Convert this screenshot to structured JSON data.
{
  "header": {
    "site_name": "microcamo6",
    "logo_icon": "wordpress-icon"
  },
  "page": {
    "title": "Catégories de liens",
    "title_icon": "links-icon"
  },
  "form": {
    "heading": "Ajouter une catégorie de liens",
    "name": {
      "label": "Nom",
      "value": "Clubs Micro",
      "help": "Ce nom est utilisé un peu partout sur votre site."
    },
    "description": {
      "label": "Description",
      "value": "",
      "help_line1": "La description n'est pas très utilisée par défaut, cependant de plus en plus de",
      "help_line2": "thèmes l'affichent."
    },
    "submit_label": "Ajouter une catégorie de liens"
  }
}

> Stated problem
Write out all the entries exactly.

> Answer for this exercise
Convert this screenshot to structured JSON data.
{
  "header": {
    "site_name": "microcamo6",
    "logo_icon": "wordpress-icon"
  },
  "page": {
    "title": "Catégories de liens",
    "title_icon": "links-icon"
  },
  "form": {
    "heading": "Ajouter une catégorie de liens",
    "name": {
      "label": "Nom",
      "value": "Clubs Micro",
      "help": "Ce nom est utilisé un peu partout sur votre site."
    },
    "description": {
      "label": "Description",
      "value": "",
      "help_line1": "La description n'est pas très utilisée par défaut, cependant de plus en plus de",
      "help_line2": "thèmes l'affichent."
    },
    "submit_label": "Ajouter une catégorie de liens"
  }
}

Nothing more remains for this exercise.